#ToTheMoon #OnThisDay #FiftyYearsAgo #Apollo9 was launched #1969

No doubt this summer will see a tsunami of articles looking back fifty years to Neil Armstrong and Buzz Aldrin’s first walk on the moon (and Michael Collins’ pivotal role in the mission)

Oft forgotten is the sheer risk involved, and the missions without which Apollo 11 would not have happened. Famously, President Nixon prepared

for the eventuality the moon landing succeeded but leaving the moon again proved impossible. There was also the ultimate sacrifice made by the Apollo 1 crew.

On March 3rd 1969 Apollo 9 was launched. Interestingly, of this writing all three Apollo 9 astronauts are alive, with Mission Commander James McDivitt turning 90 this coming June. David Scott, who is a few weeks younger than my own father would have been if he was still alive, went on to command Apollo 15, and is the only living Commander of a moon landing mission.

Finally Russell “Rusty” Schweickart, the youngest crew member, now 83, around whom the human drama of Apollo 9 focused:

Schweickart spent just over 241 hours in space, and performed the first extravehicular activity (EVA) of the Apollo program, testing the portable life support system that was later used by the 12 astronauts who walked on the Moon. The flight plan called for him to demonstrate an emergency transfer from the lunar module to the command module (CM) using handrails on the LM, but he began to suffer from space adaptation syndrome on the first day in orbit, forcing the postponement of the EVA.[8]

The rather bald language of Wikipedia masks a frightening reality (a feature in the current Sky At Night magazine, not available online, is the source for what follows) That night Schweickart found it difficult to sleep; if Apollo 9 could not demonstrate safe performance of the EVA, the schedule of Apollo missions would be pushed back, and Schweickart worried he would be responsible for the failure to meet President Kennedy’s end of the decade target.

At the very last minute, McDivitt put the spacewalk back on. In 45 minutes rather than the planned hours, Schweickart was able to demonstrate the required tasks could be performed safely; and so another link in the chain that would put Armstrong and Aldrin on the moon a few months later was forged.

=== Raw data ===

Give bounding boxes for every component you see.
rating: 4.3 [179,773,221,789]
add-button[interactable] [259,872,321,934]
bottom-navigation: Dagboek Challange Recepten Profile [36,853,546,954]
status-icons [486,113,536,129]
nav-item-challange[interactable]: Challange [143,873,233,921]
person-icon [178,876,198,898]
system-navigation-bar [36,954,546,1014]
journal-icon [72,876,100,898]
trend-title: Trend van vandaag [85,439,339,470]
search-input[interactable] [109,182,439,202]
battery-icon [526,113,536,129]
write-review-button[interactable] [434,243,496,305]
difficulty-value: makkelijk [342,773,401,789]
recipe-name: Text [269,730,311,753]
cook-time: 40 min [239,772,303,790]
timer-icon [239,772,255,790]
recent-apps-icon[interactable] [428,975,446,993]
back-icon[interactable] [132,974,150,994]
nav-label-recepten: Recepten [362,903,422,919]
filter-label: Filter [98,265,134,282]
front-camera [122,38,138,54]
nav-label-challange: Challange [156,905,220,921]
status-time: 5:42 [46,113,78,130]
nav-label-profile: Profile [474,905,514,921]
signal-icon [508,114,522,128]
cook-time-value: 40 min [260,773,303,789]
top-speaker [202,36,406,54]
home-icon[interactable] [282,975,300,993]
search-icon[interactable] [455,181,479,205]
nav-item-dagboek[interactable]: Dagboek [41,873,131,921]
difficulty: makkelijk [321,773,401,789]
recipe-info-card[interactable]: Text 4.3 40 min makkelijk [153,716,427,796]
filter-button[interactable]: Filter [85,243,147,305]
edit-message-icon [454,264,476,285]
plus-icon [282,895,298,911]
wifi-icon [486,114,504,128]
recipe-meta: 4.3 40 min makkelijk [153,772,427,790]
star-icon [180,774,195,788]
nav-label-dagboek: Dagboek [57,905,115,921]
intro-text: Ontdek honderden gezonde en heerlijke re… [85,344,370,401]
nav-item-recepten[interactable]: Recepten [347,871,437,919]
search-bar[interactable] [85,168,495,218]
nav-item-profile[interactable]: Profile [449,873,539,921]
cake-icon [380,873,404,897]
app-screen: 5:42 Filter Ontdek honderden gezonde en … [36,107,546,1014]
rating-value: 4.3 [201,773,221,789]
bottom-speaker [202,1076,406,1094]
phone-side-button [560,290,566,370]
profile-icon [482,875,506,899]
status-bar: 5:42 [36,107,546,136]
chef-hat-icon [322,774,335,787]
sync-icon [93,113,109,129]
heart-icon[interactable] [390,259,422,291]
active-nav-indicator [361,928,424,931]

=== Problem statement ===
Quote the Apollo 9 text from "for the eventuality" up to and including "moon landing mission.". The items above come from a different source than the Apollo 9 text.

=== Your solution ===
for the eventuality the moon landing succeeded but leaving the moon again proved impossible. There was also the ultimate sacrifice made by the Apollo 1 crew.

On March 3rd 1969 Apollo 9 was launched. Interestingly, of this writing all three Apollo 9 astronauts are alive, with Mission Commander James McDivitt turning 90 this coming June. David Scott, who is a few weeks younger than my own father would have been if he was still alive, went on to command Apollo 15, and is the only living Commander of a moon landing mission.